▸ **TASK DIRECTIONS**
Search the material below for the string "明细如下" and extract each line that has it.

Dataset items
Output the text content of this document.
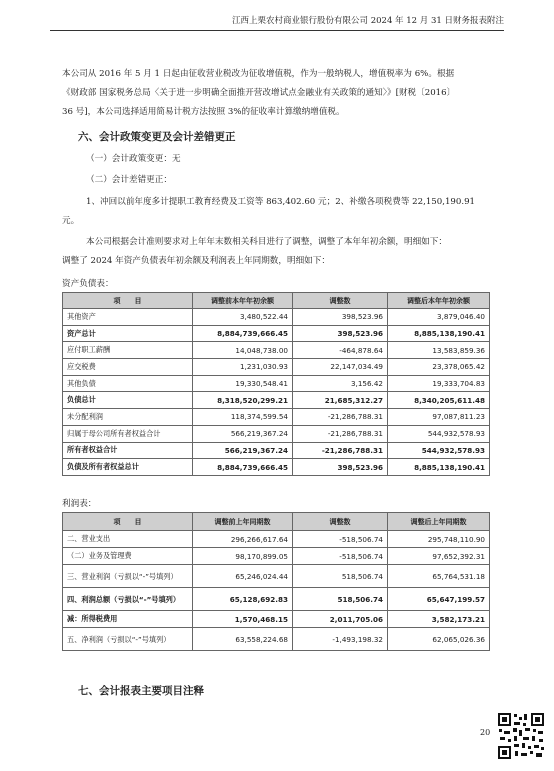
江西上栗农村商业银行股份有限公司 2024 年 12 月 31 日财务报表附注
本公司从 2016 年 5 月 1 日起由征收营业税改为征收增值税，作为一般纳税人，增值税率为 6%。根据
《财政部 国家税务总局〈关于进一步明确全面推开营改增试点金融业有关政策的通知〉》[财税〔2016〕
36 号]，本公司选择适用简易计税方法按照 3%的征收率计算缴纳增值税。
六、会计政策变更及会计差错更正
（一）会计政策变更：无
（二）会计差错更正：
1、冲回以前年度多计提职工教育经费及工资等 863,402.60 元；2、补缴各项税费等 22,150,190.91
元。
本公司根据会计准则要求对上年年末数相关科目进行了调整，调整了本年年初余额，明细如下：
调整了 2024 年资产负债表年初余额及利润表上年同期数，明细如下：
资产负债表：
项　　目	调整前本年年初余额	调整数	调整后本年年初余额
其他资产	3,480,522.44	398,523.96	3,879,046.40
资产总计	8,884,739,666.45	398,523.96	8,885,138,190.41
应付职工薪酬	14,048,738.00	-464,878.64	13,583,859.36
应交税费	1,231,030.93	22,147,034.49	23,378,065.42
其他负债	19,330,548.41	3,156.42	19,333,704.83
负债总计	8,318,520,299.21	21,685,312.27	8,340,205,611.48
未分配利润	118,374,599.54	-21,286,788.31	97,087,811.23
归属于母公司所有者权益合计	566,219,367.24	-21,286,788.31	544,932,578.93
所有者权益合计	566,219,367.24	-21,286,788.31	544,932,578.93
负债及所有者权益总计	8,884,739,666.45	398,523.96	8,885,138,190.41
利润表：
项　　目	调整前上年同期数	调整数	调整后上年同期数
二、营业支出	296,266,617.64	-518,506.74	295,748,110.90
（二）业务及管理费	98,170,899.05	-518,506.74	97,652,392.31
三、营业利润（亏损以“-”号填列）	65,246,024.44	518,506.74	65,764,531.18
四、利润总额（亏损以“-”号填列）	65,128,692.83	518,506.74	65,647,199.57
减：所得税费用	1,570,468.15	2,011,705.06	3,582,173.21
五、净利润（亏损以“-”号填列）	63,558,224.68	-1,493,198.32	62,065,026.36
七、会计报表主要项目注释
20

▸ **TASK OUTPUT**
本公司根据会计准则要求对上年年末数相关科目进行了调整，调整了本年年初余额，明细如下：
调整了 2024 年资产负债表年初余额及利润表上年同期数，明细如下：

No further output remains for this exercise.